What the task requires: Wherever a line holds the string "vertical", copy that line.
——————
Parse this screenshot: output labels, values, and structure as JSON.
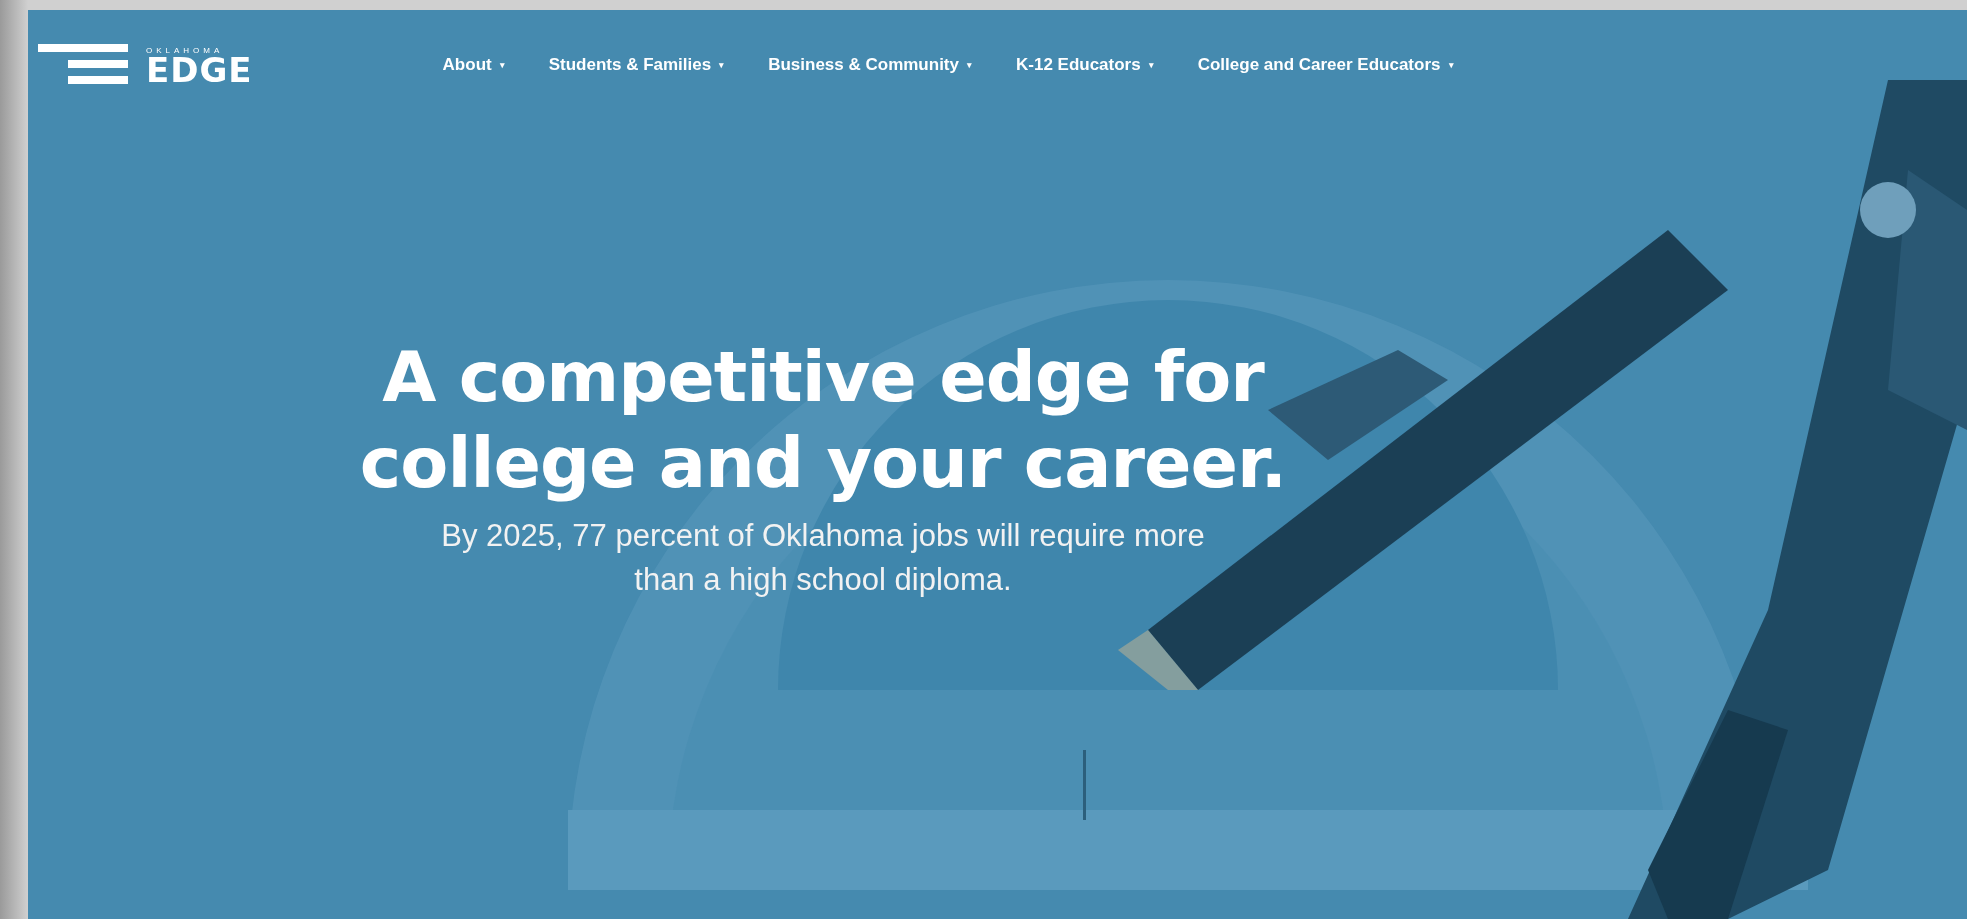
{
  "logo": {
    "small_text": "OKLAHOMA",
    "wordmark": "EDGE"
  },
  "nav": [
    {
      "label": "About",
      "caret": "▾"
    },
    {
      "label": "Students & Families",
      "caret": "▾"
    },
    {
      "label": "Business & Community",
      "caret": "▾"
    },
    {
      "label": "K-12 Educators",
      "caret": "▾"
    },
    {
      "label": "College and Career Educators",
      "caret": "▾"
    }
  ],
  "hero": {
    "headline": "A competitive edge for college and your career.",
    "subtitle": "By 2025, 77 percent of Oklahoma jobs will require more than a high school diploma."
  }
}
——————
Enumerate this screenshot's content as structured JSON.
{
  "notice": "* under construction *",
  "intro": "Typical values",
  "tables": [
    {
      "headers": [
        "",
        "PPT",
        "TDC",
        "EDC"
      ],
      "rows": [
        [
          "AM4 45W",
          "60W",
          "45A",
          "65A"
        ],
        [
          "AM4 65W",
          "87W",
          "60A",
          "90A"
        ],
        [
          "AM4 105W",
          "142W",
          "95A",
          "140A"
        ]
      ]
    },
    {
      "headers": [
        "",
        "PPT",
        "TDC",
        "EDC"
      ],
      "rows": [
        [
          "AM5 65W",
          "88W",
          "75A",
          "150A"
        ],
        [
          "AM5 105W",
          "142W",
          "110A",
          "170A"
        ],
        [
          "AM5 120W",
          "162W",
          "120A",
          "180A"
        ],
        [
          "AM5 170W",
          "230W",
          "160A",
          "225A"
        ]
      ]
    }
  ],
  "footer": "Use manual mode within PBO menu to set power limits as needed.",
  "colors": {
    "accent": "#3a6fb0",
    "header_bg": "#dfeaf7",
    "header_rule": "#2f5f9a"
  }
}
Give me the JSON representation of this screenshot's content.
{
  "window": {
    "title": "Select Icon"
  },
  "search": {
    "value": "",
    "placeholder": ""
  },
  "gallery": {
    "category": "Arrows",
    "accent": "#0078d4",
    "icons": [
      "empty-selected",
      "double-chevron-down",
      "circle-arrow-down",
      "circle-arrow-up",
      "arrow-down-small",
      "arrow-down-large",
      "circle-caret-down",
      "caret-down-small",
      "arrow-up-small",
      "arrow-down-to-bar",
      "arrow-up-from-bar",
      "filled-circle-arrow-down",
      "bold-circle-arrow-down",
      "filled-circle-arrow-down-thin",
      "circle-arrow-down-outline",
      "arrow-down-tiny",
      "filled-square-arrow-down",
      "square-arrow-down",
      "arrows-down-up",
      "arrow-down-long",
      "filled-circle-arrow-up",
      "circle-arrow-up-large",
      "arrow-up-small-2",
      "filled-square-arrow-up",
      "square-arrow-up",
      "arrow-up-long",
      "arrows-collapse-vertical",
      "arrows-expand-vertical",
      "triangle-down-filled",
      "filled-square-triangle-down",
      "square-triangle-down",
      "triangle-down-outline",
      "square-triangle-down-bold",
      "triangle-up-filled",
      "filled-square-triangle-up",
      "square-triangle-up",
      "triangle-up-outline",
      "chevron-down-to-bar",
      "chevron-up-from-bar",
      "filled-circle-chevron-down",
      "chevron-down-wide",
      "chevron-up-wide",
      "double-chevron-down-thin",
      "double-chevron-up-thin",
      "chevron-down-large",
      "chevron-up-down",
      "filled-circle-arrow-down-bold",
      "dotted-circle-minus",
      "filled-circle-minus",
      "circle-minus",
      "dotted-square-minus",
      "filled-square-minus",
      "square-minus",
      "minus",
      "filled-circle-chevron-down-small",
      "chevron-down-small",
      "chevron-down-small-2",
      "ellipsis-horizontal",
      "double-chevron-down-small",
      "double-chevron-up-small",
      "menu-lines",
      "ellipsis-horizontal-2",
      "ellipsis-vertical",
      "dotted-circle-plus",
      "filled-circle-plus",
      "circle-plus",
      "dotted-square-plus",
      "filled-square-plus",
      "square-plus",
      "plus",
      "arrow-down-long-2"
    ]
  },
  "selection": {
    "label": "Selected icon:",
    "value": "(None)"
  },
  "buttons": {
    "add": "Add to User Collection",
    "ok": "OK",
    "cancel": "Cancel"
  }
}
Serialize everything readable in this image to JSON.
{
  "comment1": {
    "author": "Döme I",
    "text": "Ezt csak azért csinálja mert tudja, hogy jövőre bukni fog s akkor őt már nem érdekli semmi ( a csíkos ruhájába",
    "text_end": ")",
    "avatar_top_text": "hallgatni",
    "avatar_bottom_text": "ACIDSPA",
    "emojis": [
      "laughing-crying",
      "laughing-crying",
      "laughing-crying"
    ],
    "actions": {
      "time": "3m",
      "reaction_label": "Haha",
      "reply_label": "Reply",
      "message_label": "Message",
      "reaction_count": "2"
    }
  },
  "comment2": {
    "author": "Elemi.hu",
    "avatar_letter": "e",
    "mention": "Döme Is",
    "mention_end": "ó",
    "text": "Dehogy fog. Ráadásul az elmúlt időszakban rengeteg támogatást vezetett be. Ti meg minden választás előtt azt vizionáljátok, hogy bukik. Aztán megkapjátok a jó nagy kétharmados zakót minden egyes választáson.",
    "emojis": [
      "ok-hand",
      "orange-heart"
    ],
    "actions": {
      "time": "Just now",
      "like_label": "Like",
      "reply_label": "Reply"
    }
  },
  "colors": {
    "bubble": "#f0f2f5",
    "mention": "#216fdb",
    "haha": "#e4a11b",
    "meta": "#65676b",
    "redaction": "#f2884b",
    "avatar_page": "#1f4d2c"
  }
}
——————
Answer for this exercise:
      "arrows-collapse-vertical",
      "arrows-expand-vertical",
      "ellipsis-vertical",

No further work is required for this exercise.